● REQUIRED TASK
Exact reproduction of the data is required, with images excluded.

---+---

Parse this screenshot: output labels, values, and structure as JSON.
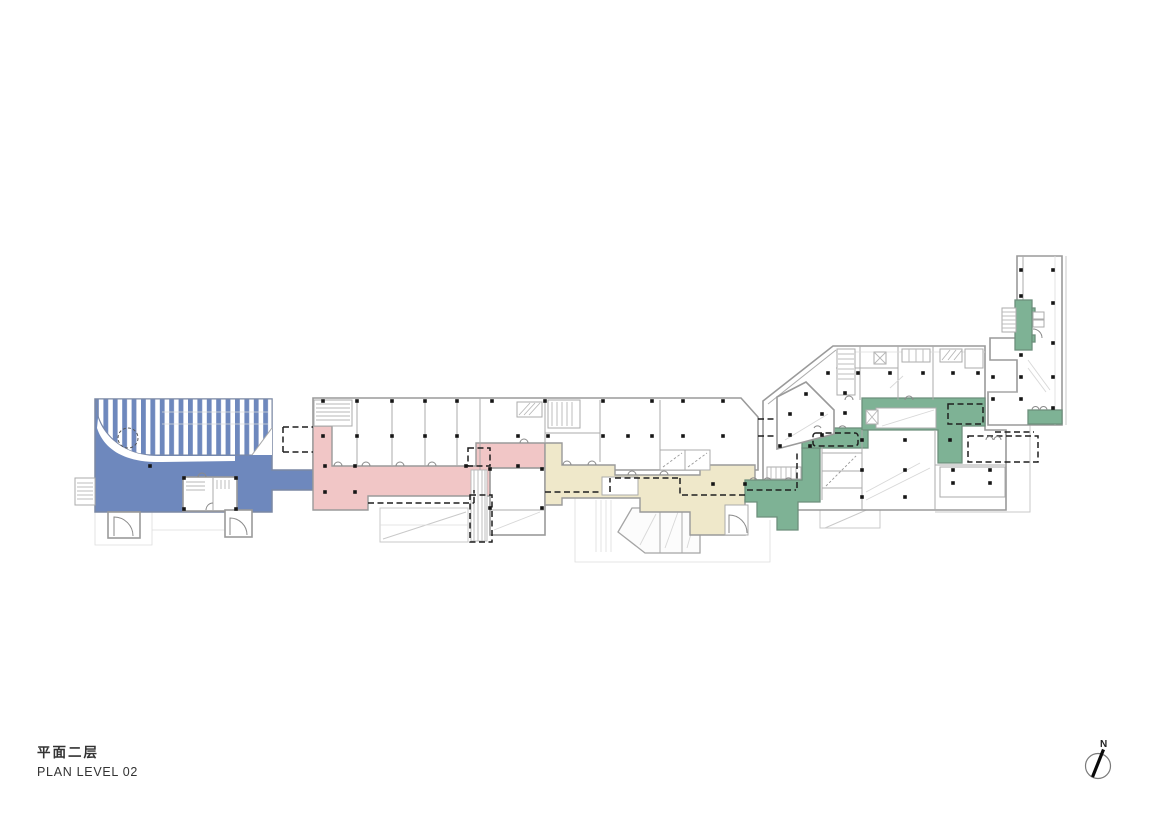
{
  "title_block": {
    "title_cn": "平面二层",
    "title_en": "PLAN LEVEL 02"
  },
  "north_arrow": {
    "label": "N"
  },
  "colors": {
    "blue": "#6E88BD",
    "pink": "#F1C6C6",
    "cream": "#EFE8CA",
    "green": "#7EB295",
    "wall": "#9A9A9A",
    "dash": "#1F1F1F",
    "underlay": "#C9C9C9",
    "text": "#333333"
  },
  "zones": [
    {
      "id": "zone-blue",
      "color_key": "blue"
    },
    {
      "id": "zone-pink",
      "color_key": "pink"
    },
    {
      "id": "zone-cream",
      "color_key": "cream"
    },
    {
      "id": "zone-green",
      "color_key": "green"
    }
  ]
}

---+---

● EXERCISE ANSWER
Parse this screenshot: output labels, values, and structure as JSON.
{
  "title_block": {
    "title_cn": "平面二层",
    "title_en": "PLAN LEVEL 02"
  },
  "north_arrow": {
    "label": "N"
  },
  "colors": {
    "blue": "#6E88BD",
    "pink": "#F1C6C6",
    "cream": "#EFE8CA",
    "green": "#7EB295",
    "wall": "#9A9A9A",
    "dash": "#1F1F1F",
    "underlay": "#C9C9C9",
    "text": "#333333"
  },
  "zones": [
    {
      "id": "zone-blue",
      "color_key": "blue"
    },
    {
      "id": "zone-pink",
      "color_key": "pink"
    },
    {
      "id": "zone-cream",
      "color_key": "cream"
    },
    {
      "id": "zone-green",
      "color_key": "green"
    }
  ]
}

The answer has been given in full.